- What is being asked -
Please quote the material exactly, every line of it.

- Data in this exercise -
<<<<

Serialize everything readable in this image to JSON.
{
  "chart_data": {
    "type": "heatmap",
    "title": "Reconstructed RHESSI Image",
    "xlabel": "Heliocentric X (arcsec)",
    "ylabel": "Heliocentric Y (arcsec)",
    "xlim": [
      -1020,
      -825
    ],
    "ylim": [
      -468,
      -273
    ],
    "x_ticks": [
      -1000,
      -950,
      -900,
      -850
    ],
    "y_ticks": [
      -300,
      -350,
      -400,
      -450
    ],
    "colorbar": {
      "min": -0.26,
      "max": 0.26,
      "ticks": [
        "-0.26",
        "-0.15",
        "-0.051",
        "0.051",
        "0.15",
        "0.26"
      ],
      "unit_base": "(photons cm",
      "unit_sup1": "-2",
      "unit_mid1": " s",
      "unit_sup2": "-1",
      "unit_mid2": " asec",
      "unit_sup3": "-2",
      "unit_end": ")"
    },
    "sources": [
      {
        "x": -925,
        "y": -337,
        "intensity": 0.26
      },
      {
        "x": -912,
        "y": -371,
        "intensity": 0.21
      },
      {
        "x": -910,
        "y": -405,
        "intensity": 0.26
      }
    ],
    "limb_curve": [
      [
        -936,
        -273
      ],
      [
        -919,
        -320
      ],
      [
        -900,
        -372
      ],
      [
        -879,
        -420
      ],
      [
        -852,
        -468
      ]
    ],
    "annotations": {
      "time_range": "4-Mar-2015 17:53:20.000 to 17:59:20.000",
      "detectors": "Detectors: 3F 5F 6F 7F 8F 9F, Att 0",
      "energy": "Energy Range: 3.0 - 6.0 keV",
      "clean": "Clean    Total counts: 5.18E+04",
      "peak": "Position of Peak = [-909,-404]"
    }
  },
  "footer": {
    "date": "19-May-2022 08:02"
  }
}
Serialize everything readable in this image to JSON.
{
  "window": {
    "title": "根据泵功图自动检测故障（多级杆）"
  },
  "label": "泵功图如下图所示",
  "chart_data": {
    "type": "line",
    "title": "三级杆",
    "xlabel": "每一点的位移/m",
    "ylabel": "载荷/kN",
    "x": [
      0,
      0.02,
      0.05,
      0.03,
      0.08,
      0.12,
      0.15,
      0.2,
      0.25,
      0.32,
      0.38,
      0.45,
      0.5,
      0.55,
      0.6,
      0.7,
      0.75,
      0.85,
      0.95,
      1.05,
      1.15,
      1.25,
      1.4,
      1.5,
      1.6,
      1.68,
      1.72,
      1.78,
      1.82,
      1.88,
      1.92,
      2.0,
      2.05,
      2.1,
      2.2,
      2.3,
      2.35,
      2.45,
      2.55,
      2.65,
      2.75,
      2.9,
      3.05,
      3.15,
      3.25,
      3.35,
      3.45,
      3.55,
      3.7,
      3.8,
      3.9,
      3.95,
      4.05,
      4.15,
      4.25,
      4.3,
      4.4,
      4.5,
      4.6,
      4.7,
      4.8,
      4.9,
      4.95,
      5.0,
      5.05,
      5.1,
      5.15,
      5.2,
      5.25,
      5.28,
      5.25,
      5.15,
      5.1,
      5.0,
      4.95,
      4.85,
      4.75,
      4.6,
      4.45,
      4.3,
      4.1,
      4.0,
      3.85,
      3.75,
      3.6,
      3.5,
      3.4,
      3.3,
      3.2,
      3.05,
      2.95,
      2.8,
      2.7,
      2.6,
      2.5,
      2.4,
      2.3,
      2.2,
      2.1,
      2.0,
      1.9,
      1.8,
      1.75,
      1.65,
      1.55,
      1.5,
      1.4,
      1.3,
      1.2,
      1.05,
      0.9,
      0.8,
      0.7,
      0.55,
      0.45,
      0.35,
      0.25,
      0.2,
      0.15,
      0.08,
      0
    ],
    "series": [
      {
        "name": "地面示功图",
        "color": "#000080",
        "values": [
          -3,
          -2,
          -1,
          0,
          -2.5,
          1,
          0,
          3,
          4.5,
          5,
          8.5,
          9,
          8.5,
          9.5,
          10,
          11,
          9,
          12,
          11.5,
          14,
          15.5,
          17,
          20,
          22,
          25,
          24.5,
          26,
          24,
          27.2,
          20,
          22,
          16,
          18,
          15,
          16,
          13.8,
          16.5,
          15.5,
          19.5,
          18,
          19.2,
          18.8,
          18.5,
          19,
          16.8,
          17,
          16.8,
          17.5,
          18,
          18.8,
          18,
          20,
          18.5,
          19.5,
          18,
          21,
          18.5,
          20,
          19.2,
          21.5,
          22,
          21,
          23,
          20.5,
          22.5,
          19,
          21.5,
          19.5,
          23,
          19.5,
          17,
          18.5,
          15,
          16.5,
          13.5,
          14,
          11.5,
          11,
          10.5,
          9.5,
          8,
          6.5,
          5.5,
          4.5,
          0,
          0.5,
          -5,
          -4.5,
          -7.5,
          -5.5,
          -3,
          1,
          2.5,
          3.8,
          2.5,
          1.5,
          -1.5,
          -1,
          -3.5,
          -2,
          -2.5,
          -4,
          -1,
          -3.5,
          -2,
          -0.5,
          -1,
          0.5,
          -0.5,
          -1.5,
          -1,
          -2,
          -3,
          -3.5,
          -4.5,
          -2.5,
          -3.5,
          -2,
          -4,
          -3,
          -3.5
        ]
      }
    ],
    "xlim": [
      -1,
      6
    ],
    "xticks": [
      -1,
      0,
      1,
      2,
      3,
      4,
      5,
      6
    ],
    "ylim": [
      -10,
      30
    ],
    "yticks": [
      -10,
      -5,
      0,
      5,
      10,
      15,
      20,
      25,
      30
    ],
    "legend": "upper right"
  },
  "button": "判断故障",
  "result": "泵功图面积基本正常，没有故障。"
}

>>>>

- Expected answer -
Serialize everything readable in this image to JSON.
{
  "chart_data": {
    "type": "heatmap",
    "title": "Reconstructed RHESSI Image",
    "xlabel": "Heliocentric X (arcsec)",
    "ylabel": "Heliocentric Y (arcsec)",
    "xlim": [
      -1020,
      -825
    ],
    "ylim": [
      -468,
      -273
    ],
    "x_ticks": [
      -1000,
      -950,
      -900,
      -850
    ],
    "y_ticks": [
      -300,
      -350,
      -400,
      -450
    ],
    "colorbar": {
      "min": -0.26,
      "max": 0.26,
      "ticks": [
        "-0.26",
        "-0.15",
        "-0.051",
        "0.051",
        "0.15",
        "0.26"
      ],
      "unit_base": "(photons cm",
      "unit_sup1": "-2",
      "unit_mid1": " s",
      "unit_sup2": "-1",
      "unit_mid2": " asec",
      "unit_sup3": "-2",
      "unit_end": ")"
    },
    "sources": [
      {
        "x": -925,
        "y": -337,
        "intensity": 0.26
      },
      {
        "x": -912,
        "y": -371,
        "intensity": 0.21
      },
      {
        "x": -910,
        "y": -405,
        "intensity": 0.26
      }
    ],
    "limb_curve": [
      [
        -936,
        -273
      ],
      [
        -919,
        -320
      ],
      [
        -900,
        -372
      ],
      [
        -879,
        -420
      ],
      [
        -852,
        -468
      ]
    ],
    "annotations": {
      "time_range": "4-Mar-2015 17:53:20.000 to 17:59:20.000",
      "detectors": "Detectors: 3F 5F 6F 7F 8F 9F, Att 0",
      "energy": "Energy Range: 3.0 - 6.0 keV",
      "clean": "Clean    Total counts: 5.18E+04",
      "peak": "Position of Peak = [-909,-404]"
    }
  },
  "footer": {
    "date": "19-May-2022 08:02"
  }
}
Serialize everything readable in this image to JSON.
{
  "window": {
    "title": "根据泵功图自动检测故障（多级杆）"
  },
  "label": "泵功图如下图所示",
  "chart_data": {
    "type": "line",
    "title": "三级杆",
    "xlabel": "每一点的位移/m",
    "ylabel": "载荷/kN",
    "x": [
      0,
      0.02,
      0.05,
      0.03,
      0.08,
      0.12,
      0.15,
      0.2,
      0.25,
      0.32,
      0.38,
      0.45,
      0.5,
      0.55,
      0.6,
      0.7,
      0.75,
      0.85,
      0.95,
      1.05,
      1.15,
      1.25,
      1.4,
      1.5,
      1.6,
      1.68,
      1.72,
      1.78,
      1.82,
      1.88,
      1.92,
      2.0,
      2.05,
      2.1,
      2.2,
      2.3,
      2.35,
      2.45,
      2.55,
      2.65,
      2.75,
      2.9,
      3.05,
      3.15,
      3.25,
      3.35,
      3.45,
      3.55,
      3.7,
      3.8,
      3.9,
      3.95,
      4.05,
      4.15,
      4.25,
      4.3,
      4.4,
      4.5,
      4.6,
      4.7,
      4.8,
      4.9,
      4.95,
      5.0,
      5.05,
      5.1,
      5.15,
      5.2,
      5.25,
      5.28,
      5.25,
      5.15,
      5.1,
      5.0,
      4.95,
      4.85,
      4.75,
      4.6,
      4.45,
      4.3,
      4.1,
      4.0,
      3.85,
      3.75,
      3.6,
      3.5,
      3.4,
      3.3,
      3.2,
      3.05,
      2.95,
      2.8,
      2.7,
      2.6,
      2.5,
      2.4,
      2.3,
      2.2,
      2.1,
      2.0,
      1.9,
      1.8,
      1.75,
      1.65,
      1.55,
      1.5,
      1.4,
      1.3,
      1.2,
      1.05,
      0.9,
      0.8,
      0.7,
      0.55,
      0.45,
      0.35,
      0.25,
      0.2,
      0.15,
      0.08,
      0
    ],
    "series": [
      {
        "name": "地面示功图",
        "color": "#000080",
        "values": [
          -3,
          -2,
          -1,
          0,
          -2.5,
          1,
          0,
          3,
          4.5,
          5,
          8.5,
          9,
          8.5,
          9.5,
          10,
          11,
          9,
          12,
          11.5,
          14,
          15.5,
          17,
          20,
          22,
          25,
          24.5,
          26,
          24,
          27.2,
          20,
          22,
          16,
          18,
          15,
          16,
          13.8,
          16.5,
          15.5,
          19.5,
          18,
          19.2,
          18.8,
          18.5,
          19,
          16.8,
          17,
          16.8,
          17.5,
          18,
          18.8,
          18,
          20,
          18.5,
          19.5,
          18,
          21,
          18.5,
          20,
          19.2,
          21.5,
          22,
          21,
          23,
          20.5,
          22.5,
          19,
          21.5,
          19.5,
          23,
          19.5,
          17,
          18.5,
          15,
          16.5,
          13.5,
          14,
          11.5,
          11,
          10.5,
          9.5,
          8,
          6.5,
          5.5,
          4.5,
          0,
          0.5,
          -5,
          -4.5,
          -7.5,
          -5.5,
          -3,
          1,
          2.5,
          3.8,
          2.5,
          1.5,
          -1.5,
          -1,
          -3.5,
          -2,
          -2.5,
          -4,
          -1,
          -3.5,
          -2,
          -0.5,
          -1,
          0.5,
          -0.5,
          -1.5,
          -1,
          -2,
          -3,
          -3.5,
          -4.5,
          -2.5,
          -3.5,
          -2,
          -4,
          -3,
          -3.5
        ]
      }
    ],
    "xlim": [
      -1,
      6
    ],
    "xticks": [
      -1,
      0,
      1,
      2,
      3,
      4,
      5,
      6
    ],
    "ylim": [
      -10,
      30
    ],
    "yticks": [
      -10,
      -5,
      0,
      5,
      10,
      15,
      20,
      25,
      30
    ],
    "legend": "upper right"
  },
  "button": "判断故障",
  "result": "泵功图面积基本正常，没有故障。"
}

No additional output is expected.